» DIRECTIONS FOR THIS TASK
Copy the records below exactly, leaving out any pictures.

--

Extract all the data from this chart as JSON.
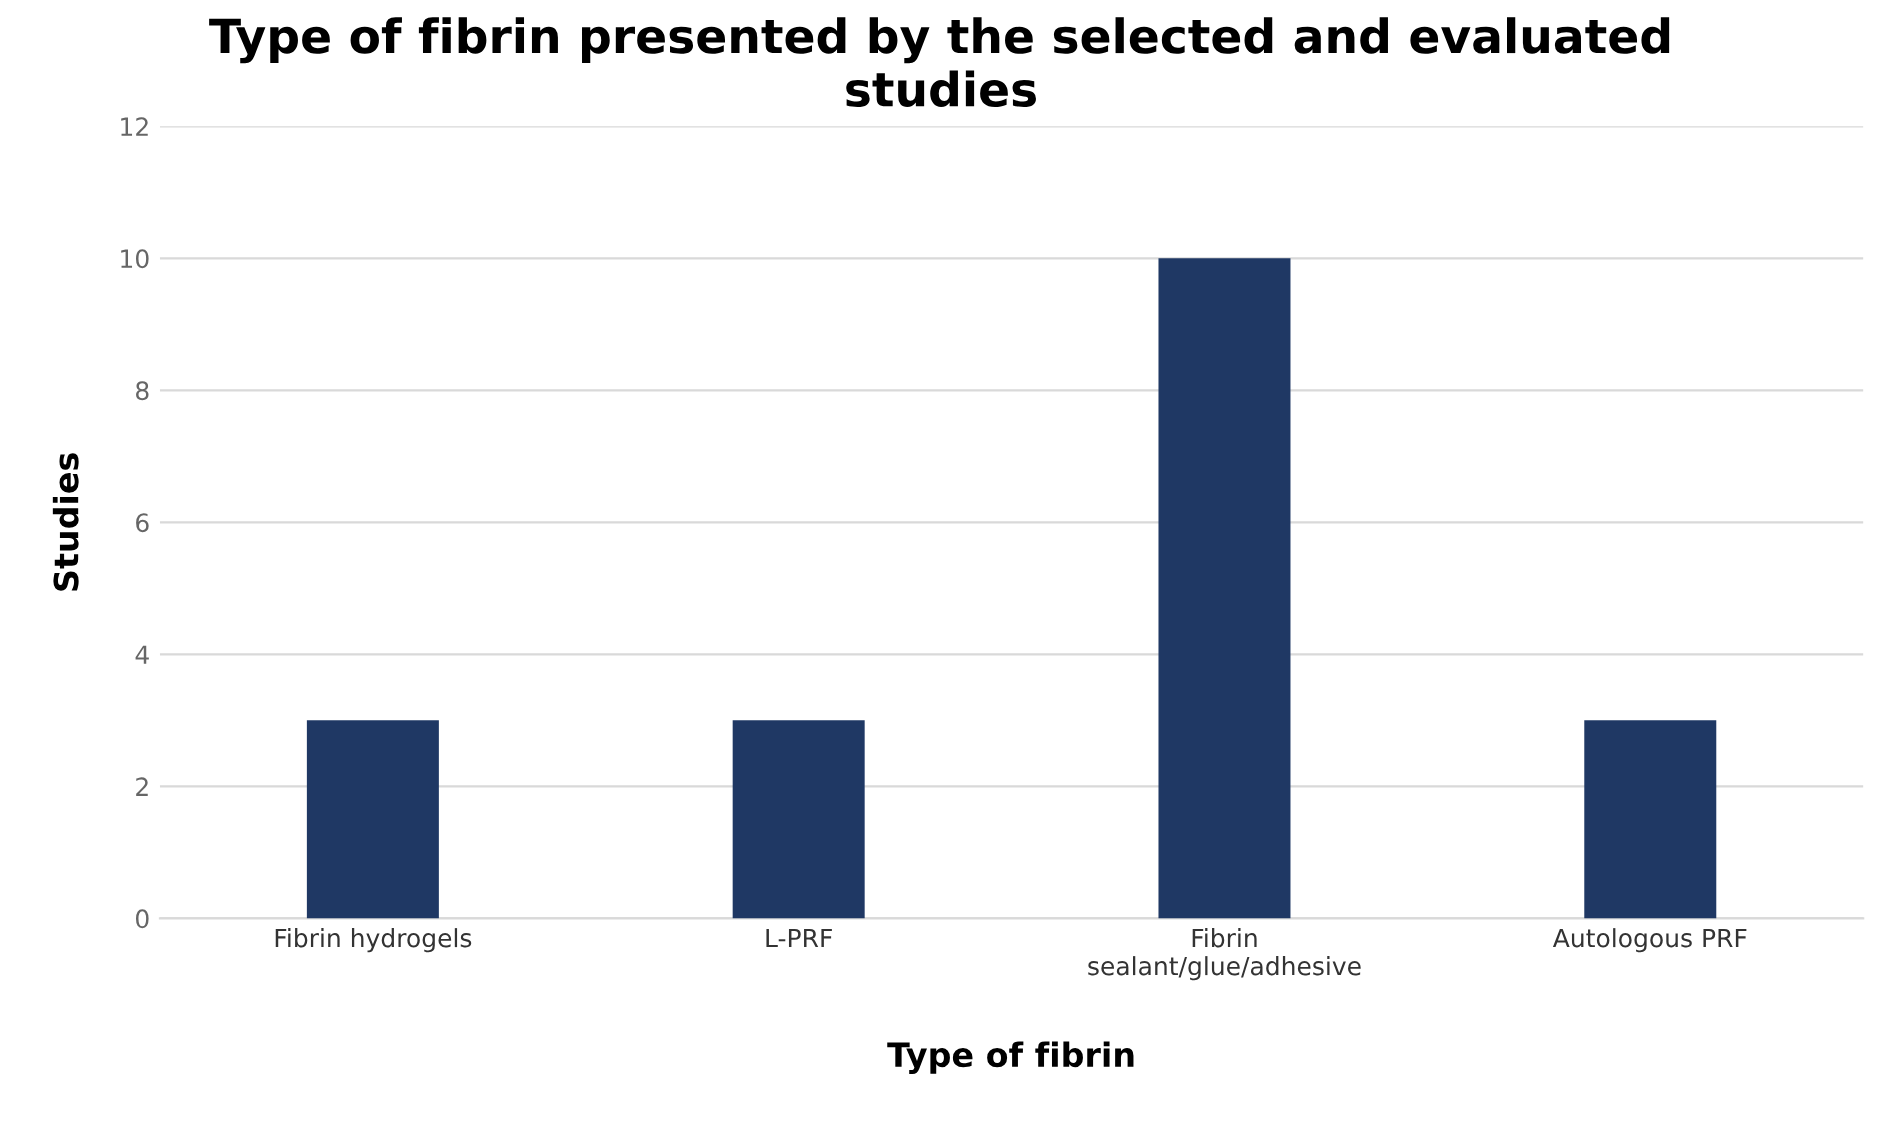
{
  "chart_data": {
    "type": "bar",
    "title": "Type of fibrin presented by the selected and evaluated\nstudies",
    "xlabel": "Type of fibrin",
    "ylabel": "Studies",
    "categories": [
      "Fibrin hydrogels",
      "L-PRF",
      "Fibrin\nsealant/glue/adhesive",
      "Autologous PRF"
    ],
    "values": [
      3,
      3,
      10,
      3
    ],
    "color": "#1f3864",
    "ylim": [
      0,
      12
    ],
    "yticks": [
      0,
      2,
      4,
      6,
      8,
      10,
      12
    ],
    "grid": "y",
    "legend": false
  }
}
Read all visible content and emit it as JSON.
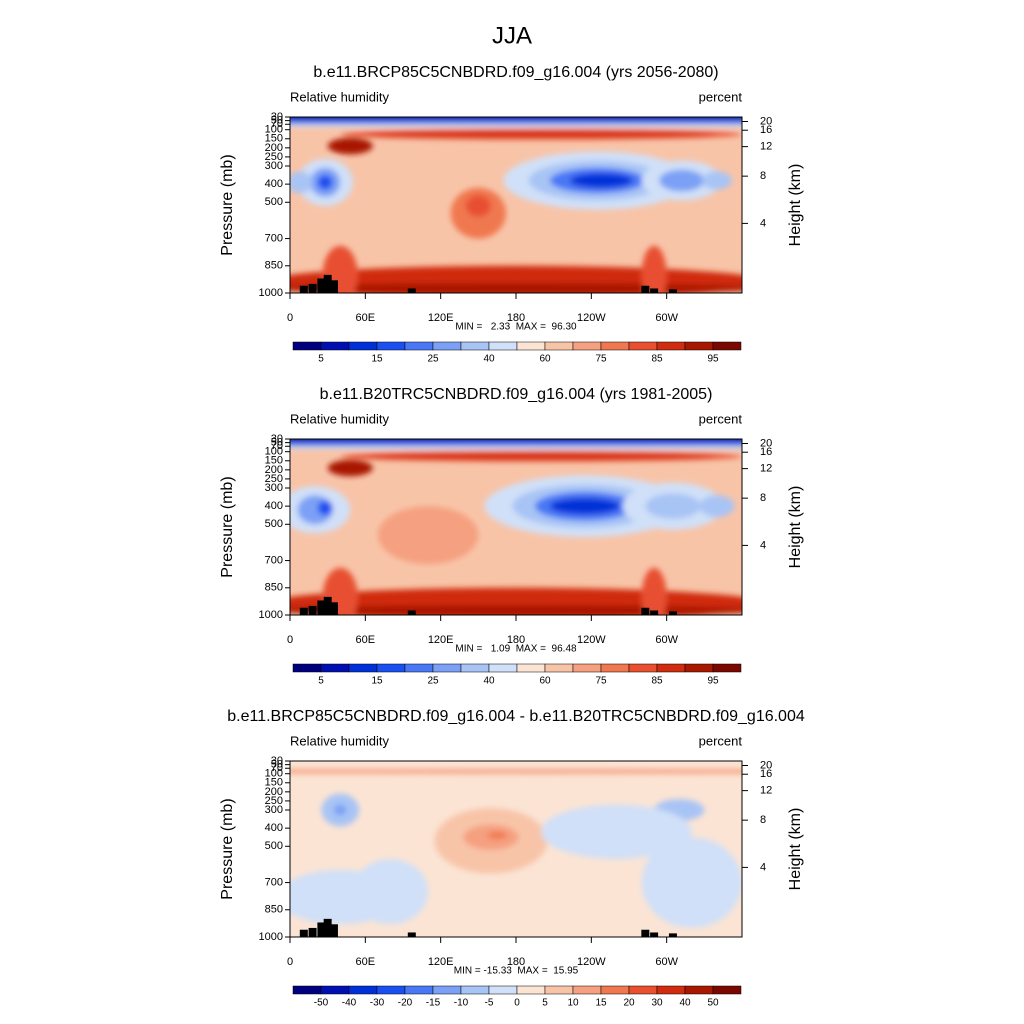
{
  "title": "JJA",
  "chart_data": [
    {
      "type": "contour",
      "title": "b.e11.BRCP85C5CNBDRD.f09_g16.004 (yrs 2056-2080)",
      "left_label": "Relative humidity",
      "right_label": "percent",
      "ylabel": "Pressure (mb)",
      "y2label": "Height (km)",
      "xlim": [
        0,
        360
      ],
      "xticks": [
        0,
        {
          "value": 60,
          "label": "60E"
        },
        {
          "value": 120,
          "label": "120E"
        },
        180,
        {
          "value": 240,
          "label": "120W"
        },
        {
          "value": 300,
          "label": "60W"
        }
      ],
      "ylim": [
        1000,
        30
      ],
      "yticks": [
        30,
        50,
        70,
        100,
        150,
        200,
        250,
        300,
        400,
        500,
        700,
        850,
        1000
      ],
      "y2ticks": [
        4,
        8,
        12,
        16,
        20
      ],
      "stats": "MIN =   2.33  MAX =  96.30",
      "colorbar": {
        "colors": [
          "#00007f",
          "#0010b0",
          "#0030d8",
          "#1a50f0",
          "#4a78f5",
          "#7ba0f5",
          "#a8c4f5",
          "#d0e0f8",
          "#fbe4d4",
          "#f8c4a8",
          "#f5a080",
          "#f07850",
          "#e85030",
          "#d02c10",
          "#a81800",
          "#7a0800"
        ],
        "levels": [
          5,
          10,
          15,
          20,
          25,
          30,
          40,
          50,
          60,
          70,
          75,
          80,
          85,
          90,
          95
        ],
        "label_every": 2
      }
    },
    {
      "type": "contour",
      "title": "b.e11.B20TRC5CNBDRD.f09_g16.004 (yrs 1981-2005)",
      "left_label": "Relative humidity",
      "right_label": "percent",
      "ylabel": "Pressure (mb)",
      "y2label": "Height (km)",
      "xlim": [
        0,
        360
      ],
      "xticks": [
        0,
        {
          "value": 60,
          "label": "60E"
        },
        {
          "value": 120,
          "label": "120E"
        },
        180,
        {
          "value": 240,
          "label": "120W"
        },
        {
          "value": 300,
          "label": "60W"
        }
      ],
      "ylim": [
        1000,
        30
      ],
      "yticks": [
        30,
        50,
        70,
        100,
        150,
        200,
        250,
        300,
        400,
        500,
        700,
        850,
        1000
      ],
      "y2ticks": [
        4,
        8,
        12,
        16,
        20
      ],
      "stats": "MIN =   1.09  MAX =  96.48",
      "colorbar": {
        "colors": [
          "#00007f",
          "#0010b0",
          "#0030d8",
          "#1a50f0",
          "#4a78f5",
          "#7ba0f5",
          "#a8c4f5",
          "#d0e0f8",
          "#fbe4d4",
          "#f8c4a8",
          "#f5a080",
          "#f07850",
          "#e85030",
          "#d02c10",
          "#a81800",
          "#7a0800"
        ],
        "levels": [
          5,
          10,
          15,
          20,
          25,
          30,
          40,
          50,
          60,
          70,
          75,
          80,
          85,
          90,
          95
        ],
        "label_every": 2
      }
    },
    {
      "type": "contour",
      "title": "b.e11.BRCP85C5CNBDRD.f09_g16.004 - b.e11.B20TRC5CNBDRD.f09_g16.004",
      "left_label": "Relative humidity",
      "right_label": "percent",
      "ylabel": "Pressure (mb)",
      "y2label": "Height (km)",
      "xlim": [
        0,
        360
      ],
      "xticks": [
        0,
        {
          "value": 60,
          "label": "60E"
        },
        {
          "value": 120,
          "label": "120E"
        },
        180,
        {
          "value": 240,
          "label": "120W"
        },
        {
          "value": 300,
          "label": "60W"
        }
      ],
      "ylim": [
        1000,
        30
      ],
      "yticks": [
        30,
        50,
        70,
        100,
        150,
        200,
        250,
        300,
        400,
        500,
        700,
        850,
        1000
      ],
      "y2ticks": [
        4,
        8,
        12,
        16,
        20
      ],
      "stats": "MIN = -15.33  MAX =  15.95",
      "colorbar": {
        "colors": [
          "#00007f",
          "#0010b0",
          "#0030d8",
          "#1a50f0",
          "#4a78f5",
          "#7ba0f5",
          "#a8c4f5",
          "#d0e0f8",
          "#fbe4d4",
          "#f8c4a8",
          "#f5a080",
          "#f07850",
          "#e85030",
          "#d02c10",
          "#a81800",
          "#7a0800"
        ],
        "levels": [
          -50,
          -40,
          -30,
          -20,
          -15,
          -10,
          -5,
          0,
          5,
          10,
          15,
          20,
          30,
          40,
          50
        ],
        "label_every": 1
      }
    }
  ]
}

--

» RESPONSE BELOW
Extract all the data from this chart as JSON.
{
  "chart_data": {
    "type": "bar",
    "title": "Type of fibrin presented by the selected and evaluated\nstudies",
    "xlabel": "Type of fibrin",
    "ylabel": "Studies",
    "categories": [
      "Fibrin hydrogels",
      "L-PRF",
      "Fibrin\nsealant/glue/adhesive",
      "Autologous PRF"
    ],
    "values": [
      3,
      3,
      10,
      3
    ],
    "color": "#1f3864",
    "ylim": [
      0,
      12
    ],
    "yticks": [
      0,
      2,
      4,
      6,
      8,
      10,
      12
    ],
    "grid": "y",
    "legend": false
  }
}
Read all visible content and emit it as JSON.
{
  "title": "JJA",
  "chart_data": [
    {
      "type": "contour",
      "title": "b.e11.BRCP85C5CNBDRD.f09_g16.004 (yrs 2056-2080)",
      "left_label": "Relative humidity",
      "right_label": "percent",
      "ylabel": "Pressure (mb)",
      "y2label": "Height (km)",
      "xlim": [
        0,
        360
      ],
      "xticks": [
        0,
        {
          "value": 60,
          "label": "60E"
        },
        {
          "value": 120,
          "label": "120E"
        },
        180,
        {
          "value": 240,
          "label": "120W"
        },
        {
          "value": 300,
          "label": "60W"
        }
      ],
      "ylim": [
        1000,
        30
      ],
      "yticks": [
        30,
        50,
        70,
        100,
        150,
        200,
        250,
        300,
        400,
        500,
        700,
        850,
        1000
      ],
      "y2ticks": [
        4,
        8,
        12,
        16,
        20
      ],
      "stats": "MIN =   2.33  MAX =  96.30",
      "colorbar": {
        "colors": [
          "#00007f",
          "#0010b0",
          "#0030d8",
          "#1a50f0",
          "#4a78f5",
          "#7ba0f5",
          "#a8c4f5",
          "#d0e0f8",
          "#fbe4d4",
          "#f8c4a8",
          "#f5a080",
          "#f07850",
          "#e85030",
          "#d02c10",
          "#a81800",
          "#7a0800"
        ],
        "levels": [
          5,
          10,
          15,
          20,
          25,
          30,
          40,
          50,
          60,
          70,
          75,
          80,
          85,
          90,
          95
        ],
        "label_every": 2
      }
    },
    {
      "type": "contour",
      "title": "b.e11.B20TRC5CNBDRD.f09_g16.004 (yrs 1981-2005)",
      "left_label": "Relative humidity",
      "right_label": "percent",
      "ylabel": "Pressure (mb)",
      "y2label": "Height (km)",
      "xlim": [
        0,
        360
      ],
      "xticks": [
        0,
        {
          "value": 60,
          "label": "60E"
        },
        {
          "value": 120,
          "label": "120E"
        },
        180,
        {
          "value": 240,
          "label": "120W"
        },
        {
          "value": 300,
          "label": "60W"
        }
      ],
      "ylim": [
        1000,
        30
      ],
      "yticks": [
        30,
        50,
        70,
        100,
        150,
        200,
        250,
        300,
        400,
        500,
        700,
        850,
        1000
      ],
      "y2ticks": [
        4,
        8,
        12,
        16,
        20
      ],
      "stats": "MIN =   1.09  MAX =  96.48",
      "colorbar": {
        "colors": [
          "#00007f",
          "#0010b0",
          "#0030d8",
          "#1a50f0",
          "#4a78f5",
          "#7ba0f5",
          "#a8c4f5",
          "#d0e0f8",
          "#fbe4d4",
          "#f8c4a8",
          "#f5a080",
          "#f07850",
          "#e85030",
          "#d02c10",
          "#a81800",
          "#7a0800"
        ],
        "levels": [
          5,
          10,
          15,
          20,
          25,
          30,
          40,
          50,
          60,
          70,
          75,
          80,
          85,
          90,
          95
        ],
        "label_every": 2
      }
    },
    {
      "type": "contour",
      "title": "b.e11.BRCP85C5CNBDRD.f09_g16.004 - b.e11.B20TRC5CNBDRD.f09_g16.004",
      "left_label": "Relative humidity",
      "right_label": "percent",
      "ylabel": "Pressure (mb)",
      "y2label": "Height (km)",
      "xlim": [
        0,
        360
      ],
      "xticks": [
        0,
        {
          "value": 60,
          "label": "60E"
        },
        {
          "value": 120,
          "label": "120E"
        },
        180,
        {
          "value": 240,
          "label": "120W"
        },
        {
          "value": 300,
          "label": "60W"
        }
      ],
      "ylim": [
        1000,
        30
      ],
      "yticks": [
        30,
        50,
        70,
        100,
        150,
        200,
        250,
        300,
        400,
        500,
        700,
        850,
        1000
      ],
      "y2ticks": [
        4,
        8,
        12,
        16,
        20
      ],
      "stats": "MIN = -15.33  MAX =  15.95",
      "colorbar": {
        "colors": [
          "#00007f",
          "#0010b0",
          "#0030d8",
          "#1a50f0",
          "#4a78f5",
          "#7ba0f5",
          "#a8c4f5",
          "#d0e0f8",
          "#fbe4d4",
          "#f8c4a8",
          "#f5a080",
          "#f07850",
          "#e85030",
          "#d02c10",
          "#a81800",
          "#7a0800"
        ],
        "levels": [
          -50,
          -40,
          -30,
          -20,
          -15,
          -10,
          -5,
          0,
          5,
          10,
          15,
          20,
          30,
          40,
          50
        ],
        "label_every": 1
      }
    }
  ]
}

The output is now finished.